**Items:**

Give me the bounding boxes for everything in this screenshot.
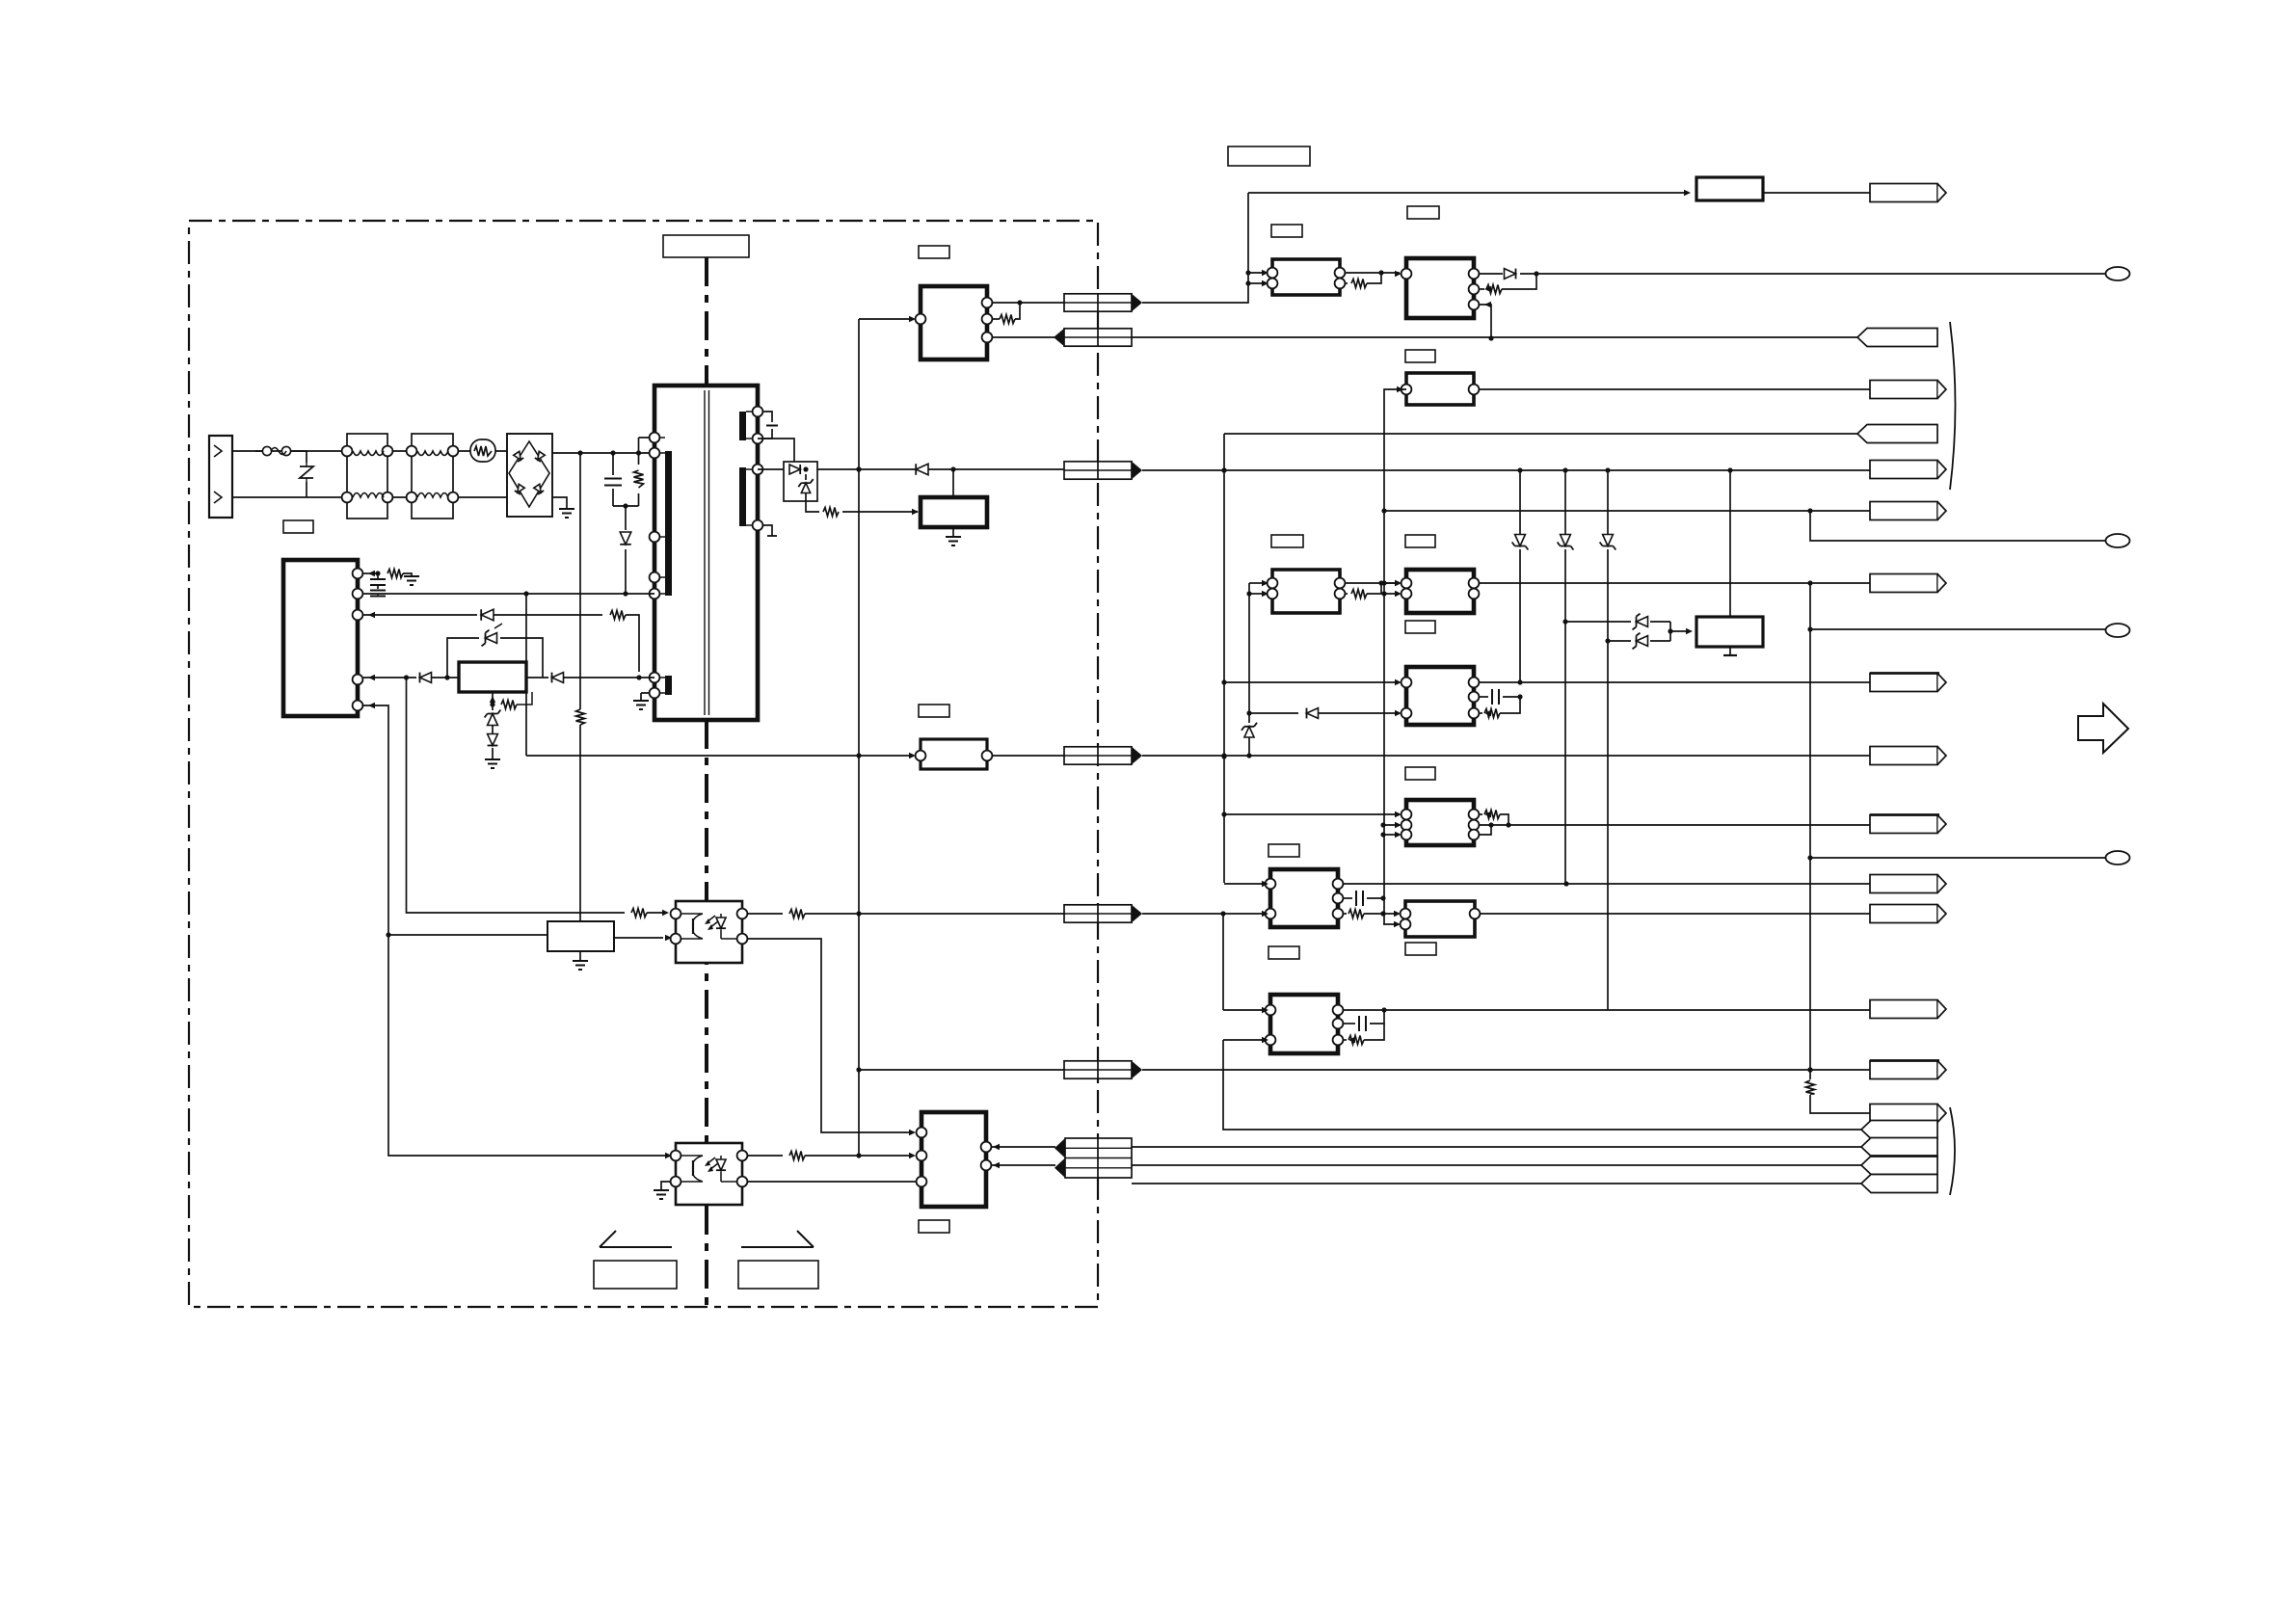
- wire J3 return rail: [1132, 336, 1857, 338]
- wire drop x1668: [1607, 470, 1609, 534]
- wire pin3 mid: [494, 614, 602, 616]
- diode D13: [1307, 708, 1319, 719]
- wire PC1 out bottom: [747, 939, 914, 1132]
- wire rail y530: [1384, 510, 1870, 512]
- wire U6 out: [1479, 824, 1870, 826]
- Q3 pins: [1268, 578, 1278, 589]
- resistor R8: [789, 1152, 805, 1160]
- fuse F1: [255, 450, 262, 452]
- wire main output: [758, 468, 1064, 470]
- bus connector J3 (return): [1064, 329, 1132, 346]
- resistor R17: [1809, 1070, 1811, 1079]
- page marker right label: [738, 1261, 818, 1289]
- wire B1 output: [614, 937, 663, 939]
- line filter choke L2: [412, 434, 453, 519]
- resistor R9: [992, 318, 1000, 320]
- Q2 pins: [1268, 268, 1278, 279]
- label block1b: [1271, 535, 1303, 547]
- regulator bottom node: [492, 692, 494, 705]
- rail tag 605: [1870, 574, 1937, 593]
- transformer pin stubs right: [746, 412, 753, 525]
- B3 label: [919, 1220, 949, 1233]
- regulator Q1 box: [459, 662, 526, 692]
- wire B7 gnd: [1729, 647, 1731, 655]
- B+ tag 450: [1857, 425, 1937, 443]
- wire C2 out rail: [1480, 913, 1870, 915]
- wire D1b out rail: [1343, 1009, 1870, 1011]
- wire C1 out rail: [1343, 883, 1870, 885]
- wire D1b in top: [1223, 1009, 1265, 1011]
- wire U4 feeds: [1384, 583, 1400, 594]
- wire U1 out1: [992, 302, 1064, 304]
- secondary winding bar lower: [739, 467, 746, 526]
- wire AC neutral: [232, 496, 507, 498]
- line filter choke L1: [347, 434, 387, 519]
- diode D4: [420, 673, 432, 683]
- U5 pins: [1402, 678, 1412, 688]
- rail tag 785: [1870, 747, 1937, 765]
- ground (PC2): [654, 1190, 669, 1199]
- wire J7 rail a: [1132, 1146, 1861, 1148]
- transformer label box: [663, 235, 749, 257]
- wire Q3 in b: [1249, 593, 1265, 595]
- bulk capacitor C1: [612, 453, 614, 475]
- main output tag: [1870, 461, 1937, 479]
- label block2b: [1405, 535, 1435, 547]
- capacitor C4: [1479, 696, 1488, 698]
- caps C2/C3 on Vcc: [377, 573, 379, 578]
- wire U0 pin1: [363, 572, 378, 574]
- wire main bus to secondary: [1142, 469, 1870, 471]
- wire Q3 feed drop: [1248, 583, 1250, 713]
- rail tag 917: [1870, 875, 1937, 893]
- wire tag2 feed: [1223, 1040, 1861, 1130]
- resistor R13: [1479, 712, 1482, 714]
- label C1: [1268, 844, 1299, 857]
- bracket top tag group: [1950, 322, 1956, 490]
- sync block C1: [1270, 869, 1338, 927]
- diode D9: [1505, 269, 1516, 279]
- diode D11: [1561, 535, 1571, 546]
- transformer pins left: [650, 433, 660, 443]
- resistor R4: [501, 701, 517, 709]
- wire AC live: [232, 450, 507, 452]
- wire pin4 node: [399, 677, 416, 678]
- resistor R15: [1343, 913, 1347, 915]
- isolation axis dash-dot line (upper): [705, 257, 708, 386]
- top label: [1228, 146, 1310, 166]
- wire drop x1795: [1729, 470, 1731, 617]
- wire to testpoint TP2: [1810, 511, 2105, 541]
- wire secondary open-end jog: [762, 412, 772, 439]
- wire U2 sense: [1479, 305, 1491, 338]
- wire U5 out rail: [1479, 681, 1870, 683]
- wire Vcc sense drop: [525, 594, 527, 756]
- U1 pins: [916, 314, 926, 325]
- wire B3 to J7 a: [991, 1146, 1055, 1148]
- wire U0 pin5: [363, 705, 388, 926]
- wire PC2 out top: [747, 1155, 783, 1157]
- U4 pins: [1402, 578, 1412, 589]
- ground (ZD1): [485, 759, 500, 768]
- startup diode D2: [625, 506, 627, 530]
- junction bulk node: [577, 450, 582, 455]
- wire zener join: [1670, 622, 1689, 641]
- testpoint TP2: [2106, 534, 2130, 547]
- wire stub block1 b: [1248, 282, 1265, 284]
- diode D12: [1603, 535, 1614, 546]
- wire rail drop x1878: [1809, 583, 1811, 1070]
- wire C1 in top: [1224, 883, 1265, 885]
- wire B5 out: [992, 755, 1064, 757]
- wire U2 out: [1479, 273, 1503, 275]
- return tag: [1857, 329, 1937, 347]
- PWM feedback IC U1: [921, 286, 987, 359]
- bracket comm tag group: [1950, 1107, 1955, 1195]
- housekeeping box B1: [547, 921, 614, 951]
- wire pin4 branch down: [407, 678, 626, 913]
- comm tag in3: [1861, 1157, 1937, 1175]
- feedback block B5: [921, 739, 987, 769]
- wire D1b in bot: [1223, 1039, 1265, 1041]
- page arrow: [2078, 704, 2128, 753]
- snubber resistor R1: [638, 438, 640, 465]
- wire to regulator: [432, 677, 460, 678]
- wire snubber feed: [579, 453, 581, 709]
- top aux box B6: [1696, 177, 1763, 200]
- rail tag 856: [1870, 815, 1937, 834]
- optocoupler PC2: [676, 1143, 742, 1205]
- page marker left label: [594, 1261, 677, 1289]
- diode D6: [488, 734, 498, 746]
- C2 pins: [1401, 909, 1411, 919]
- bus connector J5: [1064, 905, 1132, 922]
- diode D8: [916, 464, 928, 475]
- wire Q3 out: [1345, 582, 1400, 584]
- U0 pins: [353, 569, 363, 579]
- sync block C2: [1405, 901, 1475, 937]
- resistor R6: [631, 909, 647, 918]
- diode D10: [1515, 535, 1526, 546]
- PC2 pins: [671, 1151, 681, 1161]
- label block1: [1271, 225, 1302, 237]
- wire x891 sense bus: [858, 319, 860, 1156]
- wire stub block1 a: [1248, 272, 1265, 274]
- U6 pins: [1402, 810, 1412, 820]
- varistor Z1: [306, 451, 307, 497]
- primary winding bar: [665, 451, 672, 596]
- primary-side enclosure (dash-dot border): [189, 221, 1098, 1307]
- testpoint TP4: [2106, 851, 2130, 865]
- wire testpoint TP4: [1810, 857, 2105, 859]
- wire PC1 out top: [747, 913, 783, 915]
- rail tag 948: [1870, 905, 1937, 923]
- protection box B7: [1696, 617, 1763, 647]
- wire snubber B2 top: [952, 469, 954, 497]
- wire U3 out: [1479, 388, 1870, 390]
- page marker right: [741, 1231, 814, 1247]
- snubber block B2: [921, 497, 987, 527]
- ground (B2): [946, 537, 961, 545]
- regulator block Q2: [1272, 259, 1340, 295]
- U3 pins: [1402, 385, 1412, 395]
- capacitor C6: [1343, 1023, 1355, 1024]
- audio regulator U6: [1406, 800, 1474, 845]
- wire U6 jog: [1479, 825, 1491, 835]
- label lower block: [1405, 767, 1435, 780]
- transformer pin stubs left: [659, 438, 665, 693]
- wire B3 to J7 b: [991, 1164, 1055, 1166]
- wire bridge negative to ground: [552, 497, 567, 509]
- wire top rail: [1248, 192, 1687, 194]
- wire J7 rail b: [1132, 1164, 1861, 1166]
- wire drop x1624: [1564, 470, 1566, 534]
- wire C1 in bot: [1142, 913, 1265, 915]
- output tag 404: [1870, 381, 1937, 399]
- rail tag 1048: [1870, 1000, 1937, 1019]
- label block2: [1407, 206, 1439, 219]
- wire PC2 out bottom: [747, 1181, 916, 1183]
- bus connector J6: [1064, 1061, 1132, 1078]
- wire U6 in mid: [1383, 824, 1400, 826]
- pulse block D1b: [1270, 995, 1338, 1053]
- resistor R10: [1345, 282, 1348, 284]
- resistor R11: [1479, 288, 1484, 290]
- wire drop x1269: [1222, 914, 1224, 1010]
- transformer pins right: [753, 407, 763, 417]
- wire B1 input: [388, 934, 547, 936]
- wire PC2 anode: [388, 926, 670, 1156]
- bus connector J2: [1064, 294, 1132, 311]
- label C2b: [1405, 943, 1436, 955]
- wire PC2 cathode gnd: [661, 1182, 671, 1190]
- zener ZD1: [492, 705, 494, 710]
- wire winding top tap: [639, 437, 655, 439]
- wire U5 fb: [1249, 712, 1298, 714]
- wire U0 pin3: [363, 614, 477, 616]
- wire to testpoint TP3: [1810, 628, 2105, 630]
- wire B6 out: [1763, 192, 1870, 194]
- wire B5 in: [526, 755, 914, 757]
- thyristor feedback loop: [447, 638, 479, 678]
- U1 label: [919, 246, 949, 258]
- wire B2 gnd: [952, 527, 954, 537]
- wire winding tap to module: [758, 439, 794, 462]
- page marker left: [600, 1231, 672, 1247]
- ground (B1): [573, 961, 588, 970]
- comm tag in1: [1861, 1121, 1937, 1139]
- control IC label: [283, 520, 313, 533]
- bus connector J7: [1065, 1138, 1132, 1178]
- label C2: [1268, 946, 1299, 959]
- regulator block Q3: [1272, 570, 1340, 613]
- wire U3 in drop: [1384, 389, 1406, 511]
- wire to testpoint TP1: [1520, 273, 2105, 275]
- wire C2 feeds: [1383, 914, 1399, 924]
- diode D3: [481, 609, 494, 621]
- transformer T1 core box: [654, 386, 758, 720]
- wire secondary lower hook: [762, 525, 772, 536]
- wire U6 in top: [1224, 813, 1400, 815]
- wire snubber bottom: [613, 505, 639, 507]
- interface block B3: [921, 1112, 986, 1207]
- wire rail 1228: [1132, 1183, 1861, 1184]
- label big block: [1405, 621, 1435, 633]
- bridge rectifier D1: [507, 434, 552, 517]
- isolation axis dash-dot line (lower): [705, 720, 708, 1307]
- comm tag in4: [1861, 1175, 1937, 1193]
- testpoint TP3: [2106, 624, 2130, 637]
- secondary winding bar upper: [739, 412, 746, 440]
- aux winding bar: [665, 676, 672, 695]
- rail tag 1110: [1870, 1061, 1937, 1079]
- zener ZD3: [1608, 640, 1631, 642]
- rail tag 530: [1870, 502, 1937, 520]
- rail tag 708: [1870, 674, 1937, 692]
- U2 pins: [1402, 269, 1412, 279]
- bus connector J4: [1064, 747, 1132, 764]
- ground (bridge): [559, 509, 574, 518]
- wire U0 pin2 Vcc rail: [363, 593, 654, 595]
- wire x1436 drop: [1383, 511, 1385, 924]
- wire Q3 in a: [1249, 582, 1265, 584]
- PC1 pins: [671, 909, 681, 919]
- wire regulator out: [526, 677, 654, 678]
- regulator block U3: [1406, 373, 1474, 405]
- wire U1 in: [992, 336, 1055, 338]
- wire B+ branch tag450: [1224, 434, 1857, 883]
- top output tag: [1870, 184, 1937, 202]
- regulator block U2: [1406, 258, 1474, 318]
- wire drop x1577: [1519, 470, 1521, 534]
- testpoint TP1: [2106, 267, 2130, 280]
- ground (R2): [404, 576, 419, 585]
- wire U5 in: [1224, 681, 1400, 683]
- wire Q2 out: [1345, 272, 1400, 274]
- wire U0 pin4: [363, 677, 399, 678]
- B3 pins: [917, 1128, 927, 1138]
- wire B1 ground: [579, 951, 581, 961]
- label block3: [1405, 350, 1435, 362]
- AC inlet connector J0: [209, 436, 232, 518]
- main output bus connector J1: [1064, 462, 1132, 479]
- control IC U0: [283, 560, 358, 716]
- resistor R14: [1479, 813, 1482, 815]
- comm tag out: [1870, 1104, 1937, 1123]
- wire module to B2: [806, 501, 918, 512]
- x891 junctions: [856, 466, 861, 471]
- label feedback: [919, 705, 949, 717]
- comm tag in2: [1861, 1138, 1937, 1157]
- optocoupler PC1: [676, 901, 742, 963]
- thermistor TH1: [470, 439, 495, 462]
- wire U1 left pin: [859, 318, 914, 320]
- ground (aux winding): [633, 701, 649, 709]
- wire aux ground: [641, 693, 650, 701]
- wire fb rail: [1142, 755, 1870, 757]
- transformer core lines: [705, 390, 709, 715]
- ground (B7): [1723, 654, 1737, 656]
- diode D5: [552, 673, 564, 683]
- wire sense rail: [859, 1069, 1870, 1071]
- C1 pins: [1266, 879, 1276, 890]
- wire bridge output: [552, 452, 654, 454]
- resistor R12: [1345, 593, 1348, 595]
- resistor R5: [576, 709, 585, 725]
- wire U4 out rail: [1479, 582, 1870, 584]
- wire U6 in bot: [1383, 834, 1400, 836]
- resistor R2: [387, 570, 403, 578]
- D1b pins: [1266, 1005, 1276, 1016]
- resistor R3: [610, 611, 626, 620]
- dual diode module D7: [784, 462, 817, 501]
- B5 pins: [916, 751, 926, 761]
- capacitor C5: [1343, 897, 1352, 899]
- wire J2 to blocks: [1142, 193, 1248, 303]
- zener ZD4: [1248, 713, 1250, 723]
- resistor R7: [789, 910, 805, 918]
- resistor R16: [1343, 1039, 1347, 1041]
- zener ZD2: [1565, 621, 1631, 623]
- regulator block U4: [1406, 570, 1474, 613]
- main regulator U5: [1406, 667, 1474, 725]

**Instructions to follow:** Copy everything from the line containing "- wire J3 return rail: [1132, 336, 1857, 338]" down to the line containing "- B+ tag 450: [1857, 425, 1937, 443]", both of those lines included, and reproduce these lines exactly.

**Result below:**
- wire J3 return rail: [1132, 336, 1857, 338]
- wire drop x1668: [1607, 470, 1609, 534]
- wire pin3 mid: [494, 614, 602, 616]
- diode D13: [1307, 708, 1319, 719]
- wire PC1 out bottom: [747, 939, 914, 1132]
- wire rail y530: [1384, 510, 1870, 512]
- wire U6 out: [1479, 824, 1870, 826]
- Q3 pins: [1268, 578, 1278, 589]
- resistor R8: [789, 1152, 805, 1160]
- fuse F1: [255, 450, 262, 452]
- wire main output: [758, 468, 1064, 470]
- bus connector J3 (return): [1064, 329, 1132, 346]
- resistor R17: [1809, 1070, 1811, 1079]
- page marker right label: [738, 1261, 818, 1289]
- wire B1 output: [614, 937, 663, 939]
- line filter choke L2: [412, 434, 453, 519]
- resistor R9: [992, 318, 1000, 320]
- Q2 pins: [1268, 268, 1278, 279]
- label block1b: [1271, 535, 1303, 547]
- regulator bottom node: [492, 692, 494, 705]
- rail tag 605: [1870, 574, 1937, 593]
- transformer pin stubs right: [746, 412, 753, 525]
- B3 label: [919, 1220, 949, 1233]
- regulator Q1 box: [459, 662, 526, 692]
- wire B7 gnd: [1729, 647, 1731, 655]
- B+ tag 450: [1857, 425, 1937, 443]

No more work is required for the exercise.